PROBLEM: From the listing below, return each line that includes "Jimbabwe".

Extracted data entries
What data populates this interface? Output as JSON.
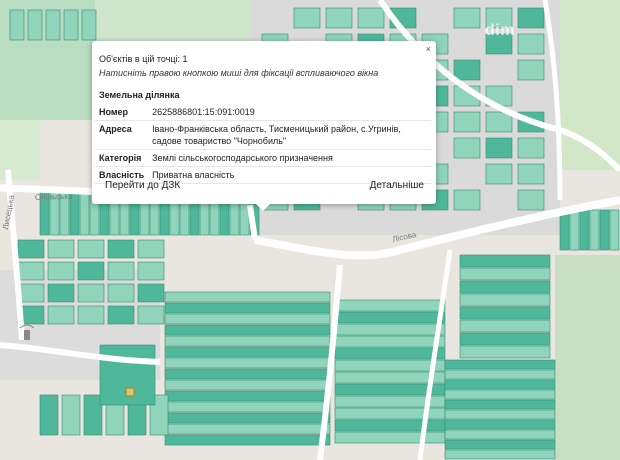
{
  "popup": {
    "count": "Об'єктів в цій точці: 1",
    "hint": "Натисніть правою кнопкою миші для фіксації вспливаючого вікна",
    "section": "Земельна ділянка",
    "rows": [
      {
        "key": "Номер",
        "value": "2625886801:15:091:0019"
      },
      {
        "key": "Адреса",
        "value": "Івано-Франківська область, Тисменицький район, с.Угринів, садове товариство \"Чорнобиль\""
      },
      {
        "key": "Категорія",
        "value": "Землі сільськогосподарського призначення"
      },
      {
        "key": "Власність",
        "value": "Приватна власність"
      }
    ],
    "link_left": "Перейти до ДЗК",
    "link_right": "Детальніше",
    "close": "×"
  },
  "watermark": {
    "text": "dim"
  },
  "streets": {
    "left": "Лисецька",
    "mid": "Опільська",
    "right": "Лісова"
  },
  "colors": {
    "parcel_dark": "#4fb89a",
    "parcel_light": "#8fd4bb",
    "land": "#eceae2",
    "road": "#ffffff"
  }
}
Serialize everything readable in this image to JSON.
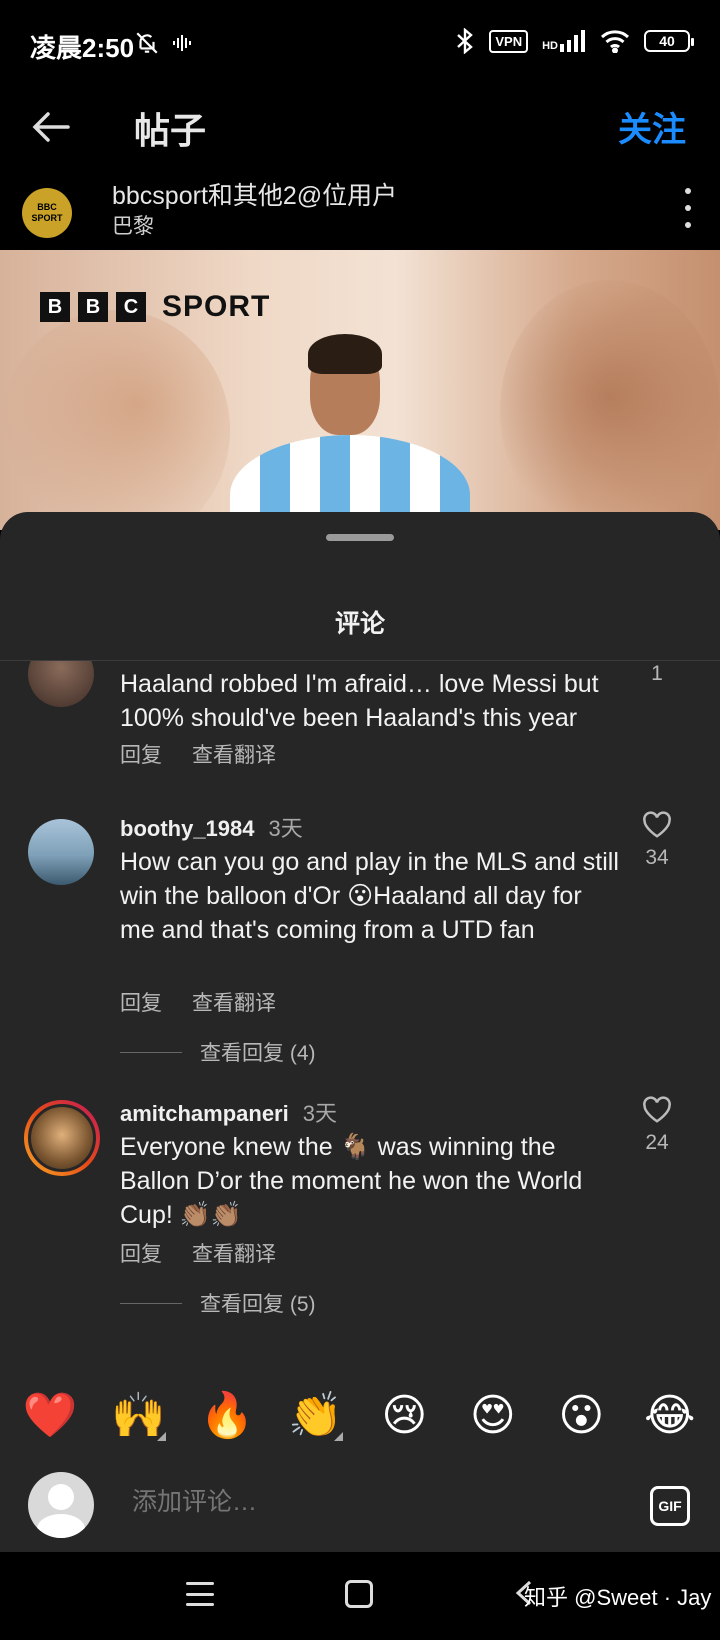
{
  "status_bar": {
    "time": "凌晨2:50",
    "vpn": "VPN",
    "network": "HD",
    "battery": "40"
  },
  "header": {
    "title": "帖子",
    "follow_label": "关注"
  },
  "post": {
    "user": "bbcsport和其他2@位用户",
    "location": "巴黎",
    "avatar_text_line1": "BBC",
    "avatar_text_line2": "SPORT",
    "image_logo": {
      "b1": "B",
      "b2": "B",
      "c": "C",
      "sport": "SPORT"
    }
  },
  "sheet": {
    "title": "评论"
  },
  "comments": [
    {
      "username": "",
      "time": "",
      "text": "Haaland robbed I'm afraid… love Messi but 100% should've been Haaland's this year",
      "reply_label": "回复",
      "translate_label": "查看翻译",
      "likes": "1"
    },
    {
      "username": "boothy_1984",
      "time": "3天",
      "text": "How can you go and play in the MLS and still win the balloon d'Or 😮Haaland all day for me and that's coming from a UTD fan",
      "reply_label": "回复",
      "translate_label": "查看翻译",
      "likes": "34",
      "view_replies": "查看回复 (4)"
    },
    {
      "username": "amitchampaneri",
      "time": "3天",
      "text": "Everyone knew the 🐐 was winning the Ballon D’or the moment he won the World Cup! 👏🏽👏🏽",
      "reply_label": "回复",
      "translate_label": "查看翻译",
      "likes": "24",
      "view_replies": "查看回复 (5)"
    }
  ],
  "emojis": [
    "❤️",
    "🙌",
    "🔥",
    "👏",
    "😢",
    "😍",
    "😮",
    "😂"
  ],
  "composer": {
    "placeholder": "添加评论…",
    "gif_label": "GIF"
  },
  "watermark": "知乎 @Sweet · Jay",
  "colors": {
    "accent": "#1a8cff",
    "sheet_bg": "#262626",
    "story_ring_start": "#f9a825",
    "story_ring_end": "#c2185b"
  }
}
* * *
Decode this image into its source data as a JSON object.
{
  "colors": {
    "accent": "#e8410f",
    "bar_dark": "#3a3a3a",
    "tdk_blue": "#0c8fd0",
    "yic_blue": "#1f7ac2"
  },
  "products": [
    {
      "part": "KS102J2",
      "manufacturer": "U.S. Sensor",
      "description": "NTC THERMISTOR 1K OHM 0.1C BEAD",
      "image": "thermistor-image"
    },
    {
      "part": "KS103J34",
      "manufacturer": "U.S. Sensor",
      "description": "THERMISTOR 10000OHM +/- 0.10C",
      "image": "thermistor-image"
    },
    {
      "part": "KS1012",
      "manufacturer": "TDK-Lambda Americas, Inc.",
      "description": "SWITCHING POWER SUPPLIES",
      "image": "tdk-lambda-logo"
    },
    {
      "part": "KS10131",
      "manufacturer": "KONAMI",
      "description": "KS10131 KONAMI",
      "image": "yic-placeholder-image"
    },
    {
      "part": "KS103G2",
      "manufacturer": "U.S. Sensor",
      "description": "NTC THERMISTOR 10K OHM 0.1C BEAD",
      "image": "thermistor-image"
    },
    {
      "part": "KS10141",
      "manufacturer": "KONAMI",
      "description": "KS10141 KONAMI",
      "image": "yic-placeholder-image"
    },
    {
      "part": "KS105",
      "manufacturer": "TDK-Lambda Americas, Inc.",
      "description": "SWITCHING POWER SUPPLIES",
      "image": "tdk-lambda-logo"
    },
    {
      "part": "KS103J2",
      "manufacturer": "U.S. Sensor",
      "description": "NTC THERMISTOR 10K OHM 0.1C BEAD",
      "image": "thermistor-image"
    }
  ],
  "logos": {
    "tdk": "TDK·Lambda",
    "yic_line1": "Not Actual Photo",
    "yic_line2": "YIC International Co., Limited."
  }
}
---
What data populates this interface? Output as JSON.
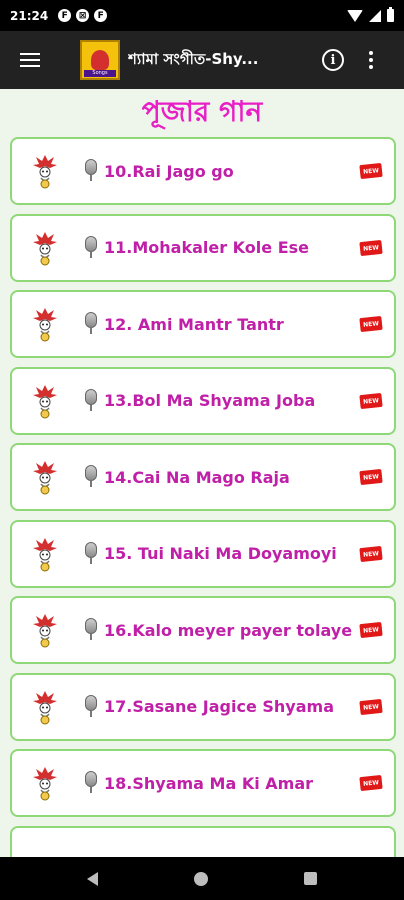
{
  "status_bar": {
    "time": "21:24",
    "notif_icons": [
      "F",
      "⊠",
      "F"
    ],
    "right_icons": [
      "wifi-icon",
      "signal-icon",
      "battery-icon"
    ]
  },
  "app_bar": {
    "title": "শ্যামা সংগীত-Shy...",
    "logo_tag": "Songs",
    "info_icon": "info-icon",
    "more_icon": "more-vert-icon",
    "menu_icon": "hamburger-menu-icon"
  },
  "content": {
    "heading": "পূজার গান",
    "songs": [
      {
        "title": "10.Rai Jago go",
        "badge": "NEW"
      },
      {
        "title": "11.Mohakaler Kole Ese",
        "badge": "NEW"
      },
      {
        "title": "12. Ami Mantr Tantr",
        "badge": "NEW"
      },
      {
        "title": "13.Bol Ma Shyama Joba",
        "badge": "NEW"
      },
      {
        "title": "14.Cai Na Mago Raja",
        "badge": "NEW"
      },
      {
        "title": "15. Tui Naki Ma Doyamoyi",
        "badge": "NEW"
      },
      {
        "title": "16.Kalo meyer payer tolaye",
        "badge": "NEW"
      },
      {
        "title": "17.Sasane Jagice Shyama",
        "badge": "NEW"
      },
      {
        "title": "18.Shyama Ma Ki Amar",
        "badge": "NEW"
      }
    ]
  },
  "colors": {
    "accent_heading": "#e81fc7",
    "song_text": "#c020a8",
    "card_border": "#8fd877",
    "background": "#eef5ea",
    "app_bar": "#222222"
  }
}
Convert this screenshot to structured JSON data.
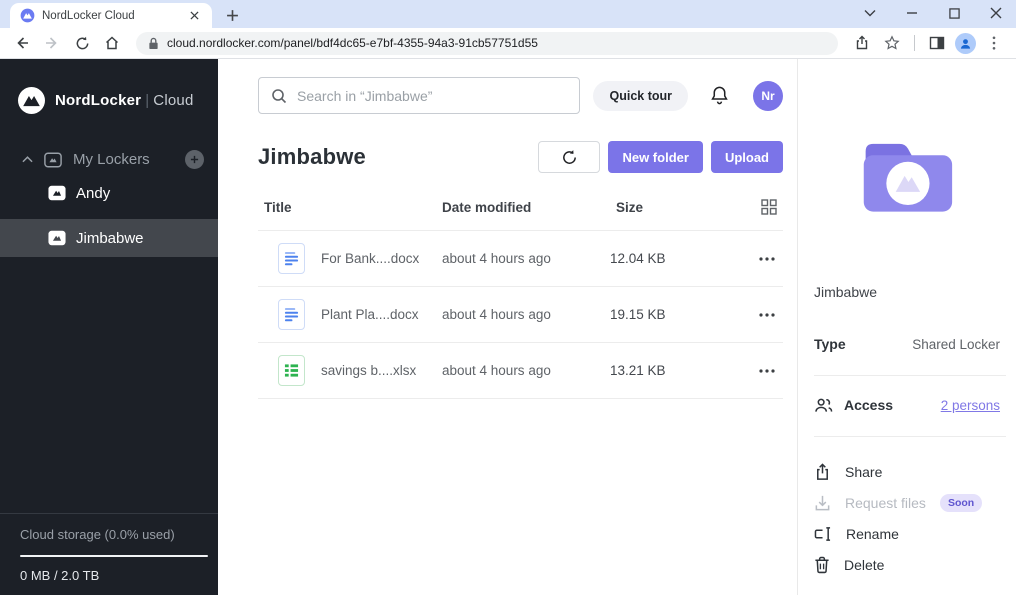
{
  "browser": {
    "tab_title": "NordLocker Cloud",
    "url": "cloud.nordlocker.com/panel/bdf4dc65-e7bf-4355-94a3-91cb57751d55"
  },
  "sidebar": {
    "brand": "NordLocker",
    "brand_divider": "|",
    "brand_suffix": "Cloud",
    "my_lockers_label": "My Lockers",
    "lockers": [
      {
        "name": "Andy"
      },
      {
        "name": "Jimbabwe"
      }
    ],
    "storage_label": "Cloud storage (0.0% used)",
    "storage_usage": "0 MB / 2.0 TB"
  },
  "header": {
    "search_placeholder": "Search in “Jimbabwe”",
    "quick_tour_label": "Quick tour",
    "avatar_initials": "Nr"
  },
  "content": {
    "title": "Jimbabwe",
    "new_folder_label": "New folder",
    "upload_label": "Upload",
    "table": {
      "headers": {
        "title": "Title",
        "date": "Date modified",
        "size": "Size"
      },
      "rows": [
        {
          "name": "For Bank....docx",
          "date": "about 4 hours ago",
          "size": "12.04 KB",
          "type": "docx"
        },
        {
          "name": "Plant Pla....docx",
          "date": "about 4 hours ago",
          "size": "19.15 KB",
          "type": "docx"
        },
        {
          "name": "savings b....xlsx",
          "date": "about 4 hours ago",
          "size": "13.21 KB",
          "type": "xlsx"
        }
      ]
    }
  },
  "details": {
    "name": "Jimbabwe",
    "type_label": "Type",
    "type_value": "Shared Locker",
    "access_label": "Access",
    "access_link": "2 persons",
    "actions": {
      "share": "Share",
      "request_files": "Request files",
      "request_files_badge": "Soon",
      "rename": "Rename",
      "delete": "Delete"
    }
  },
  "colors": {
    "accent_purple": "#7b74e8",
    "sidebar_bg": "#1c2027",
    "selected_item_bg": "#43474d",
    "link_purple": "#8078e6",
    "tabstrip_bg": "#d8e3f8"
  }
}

WRITTEN SOLUTION:
        "name": "Jimbabwe"
    "search_placeholder": "Search in “Jimbabwe”",
    "title": "Jimbabwe",
    "name": "Jimbabwe",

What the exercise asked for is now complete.